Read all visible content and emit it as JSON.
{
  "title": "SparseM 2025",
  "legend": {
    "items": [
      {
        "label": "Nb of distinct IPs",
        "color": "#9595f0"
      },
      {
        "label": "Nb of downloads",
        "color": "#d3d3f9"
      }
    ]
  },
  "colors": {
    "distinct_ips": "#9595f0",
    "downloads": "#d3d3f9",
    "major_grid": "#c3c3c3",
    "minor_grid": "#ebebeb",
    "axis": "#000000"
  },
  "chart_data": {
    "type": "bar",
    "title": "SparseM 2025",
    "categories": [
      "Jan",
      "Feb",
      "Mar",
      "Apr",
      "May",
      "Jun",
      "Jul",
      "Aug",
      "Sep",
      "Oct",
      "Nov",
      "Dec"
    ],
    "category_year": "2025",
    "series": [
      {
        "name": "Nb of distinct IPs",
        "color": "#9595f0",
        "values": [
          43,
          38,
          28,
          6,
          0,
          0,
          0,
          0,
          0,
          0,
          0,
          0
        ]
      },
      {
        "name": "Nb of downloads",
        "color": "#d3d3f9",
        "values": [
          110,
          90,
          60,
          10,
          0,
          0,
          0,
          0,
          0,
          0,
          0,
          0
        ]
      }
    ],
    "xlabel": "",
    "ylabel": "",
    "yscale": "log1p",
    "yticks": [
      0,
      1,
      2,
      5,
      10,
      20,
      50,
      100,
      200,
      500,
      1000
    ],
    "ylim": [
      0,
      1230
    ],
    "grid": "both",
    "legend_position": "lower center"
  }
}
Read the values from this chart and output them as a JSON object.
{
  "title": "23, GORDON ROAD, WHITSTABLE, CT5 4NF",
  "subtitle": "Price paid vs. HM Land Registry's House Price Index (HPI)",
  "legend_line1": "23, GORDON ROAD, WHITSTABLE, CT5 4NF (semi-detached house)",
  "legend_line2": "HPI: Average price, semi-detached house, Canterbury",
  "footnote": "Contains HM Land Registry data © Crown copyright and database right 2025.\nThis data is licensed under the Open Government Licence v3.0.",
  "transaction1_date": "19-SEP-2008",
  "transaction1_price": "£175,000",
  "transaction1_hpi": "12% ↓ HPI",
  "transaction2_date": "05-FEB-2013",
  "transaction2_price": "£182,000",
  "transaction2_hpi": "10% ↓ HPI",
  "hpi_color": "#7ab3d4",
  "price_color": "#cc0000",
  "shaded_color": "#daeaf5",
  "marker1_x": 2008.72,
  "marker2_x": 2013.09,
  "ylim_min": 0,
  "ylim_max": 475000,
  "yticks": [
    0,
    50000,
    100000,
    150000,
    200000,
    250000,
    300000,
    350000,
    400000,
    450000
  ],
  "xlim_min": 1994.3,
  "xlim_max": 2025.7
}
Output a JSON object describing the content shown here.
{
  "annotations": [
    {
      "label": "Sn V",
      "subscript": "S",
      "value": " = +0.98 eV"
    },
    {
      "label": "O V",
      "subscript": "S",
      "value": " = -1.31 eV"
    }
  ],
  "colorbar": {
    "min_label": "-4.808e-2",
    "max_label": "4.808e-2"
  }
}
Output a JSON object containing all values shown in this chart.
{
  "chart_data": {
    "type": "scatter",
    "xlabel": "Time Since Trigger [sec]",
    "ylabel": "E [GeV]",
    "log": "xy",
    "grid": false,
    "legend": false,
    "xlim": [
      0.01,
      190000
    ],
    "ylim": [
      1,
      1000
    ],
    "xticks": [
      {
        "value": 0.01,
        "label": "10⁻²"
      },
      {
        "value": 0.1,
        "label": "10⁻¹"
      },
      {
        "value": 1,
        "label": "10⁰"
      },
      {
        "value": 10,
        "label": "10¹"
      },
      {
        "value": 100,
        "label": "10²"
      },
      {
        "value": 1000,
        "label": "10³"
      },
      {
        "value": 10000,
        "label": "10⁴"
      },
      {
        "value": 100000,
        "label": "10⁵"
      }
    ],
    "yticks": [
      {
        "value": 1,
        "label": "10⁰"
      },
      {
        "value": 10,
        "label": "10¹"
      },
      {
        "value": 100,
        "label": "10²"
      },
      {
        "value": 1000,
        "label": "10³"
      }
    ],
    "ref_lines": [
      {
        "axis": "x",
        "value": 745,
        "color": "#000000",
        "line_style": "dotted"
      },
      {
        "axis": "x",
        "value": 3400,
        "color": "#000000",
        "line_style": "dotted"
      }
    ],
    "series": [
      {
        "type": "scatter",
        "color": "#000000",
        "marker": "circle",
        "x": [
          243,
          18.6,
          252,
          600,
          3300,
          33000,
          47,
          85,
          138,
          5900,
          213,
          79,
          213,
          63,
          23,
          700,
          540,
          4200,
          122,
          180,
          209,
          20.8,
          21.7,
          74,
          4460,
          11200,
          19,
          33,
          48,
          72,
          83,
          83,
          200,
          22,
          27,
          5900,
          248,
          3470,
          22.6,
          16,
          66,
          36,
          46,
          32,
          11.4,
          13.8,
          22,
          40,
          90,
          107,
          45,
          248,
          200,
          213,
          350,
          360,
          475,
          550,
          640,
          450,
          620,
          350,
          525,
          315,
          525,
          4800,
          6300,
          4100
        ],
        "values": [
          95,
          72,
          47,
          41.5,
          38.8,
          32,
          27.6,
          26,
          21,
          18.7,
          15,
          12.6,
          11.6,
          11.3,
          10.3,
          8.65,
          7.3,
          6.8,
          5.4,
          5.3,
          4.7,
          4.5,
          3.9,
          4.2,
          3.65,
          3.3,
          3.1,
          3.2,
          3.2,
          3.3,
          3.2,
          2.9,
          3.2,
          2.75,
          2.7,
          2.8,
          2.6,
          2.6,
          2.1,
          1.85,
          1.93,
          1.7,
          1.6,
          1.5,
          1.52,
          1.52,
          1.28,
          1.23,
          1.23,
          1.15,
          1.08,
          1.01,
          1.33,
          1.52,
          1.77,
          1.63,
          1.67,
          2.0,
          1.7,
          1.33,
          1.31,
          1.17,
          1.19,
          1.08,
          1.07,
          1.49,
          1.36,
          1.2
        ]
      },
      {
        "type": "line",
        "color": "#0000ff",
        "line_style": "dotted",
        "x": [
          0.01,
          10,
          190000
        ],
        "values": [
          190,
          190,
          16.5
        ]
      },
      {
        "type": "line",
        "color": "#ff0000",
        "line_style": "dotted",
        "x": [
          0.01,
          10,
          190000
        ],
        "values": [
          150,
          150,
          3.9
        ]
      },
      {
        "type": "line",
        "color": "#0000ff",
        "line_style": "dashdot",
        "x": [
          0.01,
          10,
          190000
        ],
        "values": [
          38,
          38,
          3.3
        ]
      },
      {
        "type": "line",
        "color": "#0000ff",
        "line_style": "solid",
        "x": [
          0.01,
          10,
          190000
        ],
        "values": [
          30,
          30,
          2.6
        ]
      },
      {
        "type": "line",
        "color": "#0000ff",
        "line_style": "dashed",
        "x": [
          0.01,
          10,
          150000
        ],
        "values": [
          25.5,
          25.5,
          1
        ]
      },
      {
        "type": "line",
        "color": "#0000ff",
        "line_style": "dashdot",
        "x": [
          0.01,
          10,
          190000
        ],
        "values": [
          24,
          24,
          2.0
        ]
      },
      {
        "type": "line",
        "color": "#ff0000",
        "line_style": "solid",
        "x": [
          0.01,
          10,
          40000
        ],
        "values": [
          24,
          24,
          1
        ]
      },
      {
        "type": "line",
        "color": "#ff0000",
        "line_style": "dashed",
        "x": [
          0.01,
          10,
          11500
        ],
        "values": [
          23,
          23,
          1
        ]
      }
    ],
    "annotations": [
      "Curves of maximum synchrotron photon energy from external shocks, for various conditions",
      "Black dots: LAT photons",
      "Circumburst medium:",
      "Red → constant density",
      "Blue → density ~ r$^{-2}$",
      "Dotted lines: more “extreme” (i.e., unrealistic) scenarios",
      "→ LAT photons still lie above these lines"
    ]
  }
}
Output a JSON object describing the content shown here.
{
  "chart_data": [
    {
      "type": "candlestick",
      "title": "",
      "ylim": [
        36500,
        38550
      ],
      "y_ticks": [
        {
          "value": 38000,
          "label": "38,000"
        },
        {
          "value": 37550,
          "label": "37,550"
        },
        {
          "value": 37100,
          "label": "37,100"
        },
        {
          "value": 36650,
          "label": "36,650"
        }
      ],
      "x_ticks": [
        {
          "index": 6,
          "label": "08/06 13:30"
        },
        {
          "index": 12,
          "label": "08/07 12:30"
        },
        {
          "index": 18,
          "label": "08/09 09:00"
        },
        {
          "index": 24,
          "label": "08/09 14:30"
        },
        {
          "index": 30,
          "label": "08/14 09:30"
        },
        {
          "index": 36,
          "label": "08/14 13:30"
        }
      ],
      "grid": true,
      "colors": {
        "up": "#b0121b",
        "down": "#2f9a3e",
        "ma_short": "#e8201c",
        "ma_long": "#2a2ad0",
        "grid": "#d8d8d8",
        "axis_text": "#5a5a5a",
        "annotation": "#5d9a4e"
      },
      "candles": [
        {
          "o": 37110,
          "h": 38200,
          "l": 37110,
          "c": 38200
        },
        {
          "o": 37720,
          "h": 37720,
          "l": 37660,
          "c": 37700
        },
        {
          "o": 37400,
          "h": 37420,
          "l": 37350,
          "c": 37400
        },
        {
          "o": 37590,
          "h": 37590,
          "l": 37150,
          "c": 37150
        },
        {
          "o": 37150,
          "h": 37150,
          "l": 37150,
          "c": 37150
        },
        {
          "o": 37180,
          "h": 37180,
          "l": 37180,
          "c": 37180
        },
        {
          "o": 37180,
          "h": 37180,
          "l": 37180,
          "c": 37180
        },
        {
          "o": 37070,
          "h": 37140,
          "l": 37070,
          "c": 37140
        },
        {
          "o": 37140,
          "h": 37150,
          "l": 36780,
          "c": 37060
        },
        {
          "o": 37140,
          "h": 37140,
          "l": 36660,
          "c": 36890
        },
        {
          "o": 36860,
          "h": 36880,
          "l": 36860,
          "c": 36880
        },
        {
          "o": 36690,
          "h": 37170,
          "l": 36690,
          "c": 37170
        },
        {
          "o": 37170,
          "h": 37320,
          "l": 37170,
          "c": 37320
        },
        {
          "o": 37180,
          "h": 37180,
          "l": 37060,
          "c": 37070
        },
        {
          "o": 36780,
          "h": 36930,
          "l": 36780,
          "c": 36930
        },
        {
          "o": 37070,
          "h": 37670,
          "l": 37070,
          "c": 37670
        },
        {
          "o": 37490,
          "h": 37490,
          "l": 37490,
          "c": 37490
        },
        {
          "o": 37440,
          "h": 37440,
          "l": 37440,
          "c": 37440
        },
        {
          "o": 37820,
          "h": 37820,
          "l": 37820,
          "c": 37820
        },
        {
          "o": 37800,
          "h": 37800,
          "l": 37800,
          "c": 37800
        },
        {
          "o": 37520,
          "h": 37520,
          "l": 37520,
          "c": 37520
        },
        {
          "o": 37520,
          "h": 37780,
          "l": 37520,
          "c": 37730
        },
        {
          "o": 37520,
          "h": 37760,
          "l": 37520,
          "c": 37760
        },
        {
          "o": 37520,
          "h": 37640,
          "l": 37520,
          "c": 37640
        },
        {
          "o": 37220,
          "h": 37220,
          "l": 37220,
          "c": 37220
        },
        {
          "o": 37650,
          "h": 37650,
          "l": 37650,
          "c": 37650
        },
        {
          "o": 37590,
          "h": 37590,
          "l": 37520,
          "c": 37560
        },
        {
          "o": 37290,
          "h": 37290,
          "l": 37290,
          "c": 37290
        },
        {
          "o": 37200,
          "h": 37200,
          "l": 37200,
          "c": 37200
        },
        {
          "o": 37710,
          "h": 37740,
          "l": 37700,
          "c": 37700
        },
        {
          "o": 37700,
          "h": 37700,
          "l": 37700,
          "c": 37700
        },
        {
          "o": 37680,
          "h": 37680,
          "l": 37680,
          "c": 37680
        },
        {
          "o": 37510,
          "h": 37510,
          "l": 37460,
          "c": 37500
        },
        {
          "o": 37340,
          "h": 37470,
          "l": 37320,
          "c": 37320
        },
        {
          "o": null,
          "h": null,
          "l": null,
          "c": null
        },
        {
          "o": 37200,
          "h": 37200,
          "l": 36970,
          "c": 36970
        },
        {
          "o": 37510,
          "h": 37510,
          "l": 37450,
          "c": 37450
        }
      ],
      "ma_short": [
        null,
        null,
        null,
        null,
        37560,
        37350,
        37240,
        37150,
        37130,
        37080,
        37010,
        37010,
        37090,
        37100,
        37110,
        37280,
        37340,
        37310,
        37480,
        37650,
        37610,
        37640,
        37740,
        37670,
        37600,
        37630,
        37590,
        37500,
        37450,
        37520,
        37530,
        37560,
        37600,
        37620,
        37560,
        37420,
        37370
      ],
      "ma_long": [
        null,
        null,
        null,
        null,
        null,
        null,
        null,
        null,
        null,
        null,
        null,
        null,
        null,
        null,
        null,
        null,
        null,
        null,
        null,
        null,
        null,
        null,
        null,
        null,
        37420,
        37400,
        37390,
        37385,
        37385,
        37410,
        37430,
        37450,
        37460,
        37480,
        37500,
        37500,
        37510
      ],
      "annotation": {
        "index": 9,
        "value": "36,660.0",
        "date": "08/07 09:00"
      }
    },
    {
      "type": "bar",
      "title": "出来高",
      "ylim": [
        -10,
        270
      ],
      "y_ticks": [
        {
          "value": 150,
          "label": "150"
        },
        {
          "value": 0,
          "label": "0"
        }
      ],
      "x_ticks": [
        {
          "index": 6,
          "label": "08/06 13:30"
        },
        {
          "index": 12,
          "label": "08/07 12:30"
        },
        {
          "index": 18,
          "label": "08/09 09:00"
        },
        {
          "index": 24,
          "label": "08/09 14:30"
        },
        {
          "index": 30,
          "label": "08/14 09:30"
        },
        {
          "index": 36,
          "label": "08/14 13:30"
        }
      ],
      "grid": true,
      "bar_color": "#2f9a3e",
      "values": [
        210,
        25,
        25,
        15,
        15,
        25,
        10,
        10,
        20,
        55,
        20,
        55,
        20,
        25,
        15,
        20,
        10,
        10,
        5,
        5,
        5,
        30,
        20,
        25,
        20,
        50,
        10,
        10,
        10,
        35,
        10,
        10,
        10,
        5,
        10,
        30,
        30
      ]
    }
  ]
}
———
_WHAT TO PRODUCE_
Copy out every line from the material above in which the word "Registry" appears.

_OUTPUT FOR THIS EXERCISE_
  "subtitle": "Price paid vs. HM Land Registry's House Price Index (HPI)",
  "footnote": "Contains HM Land Registry data © Crown copyright and database right 2025.\nThis data is licensed under the Open Government Licence v3.0.",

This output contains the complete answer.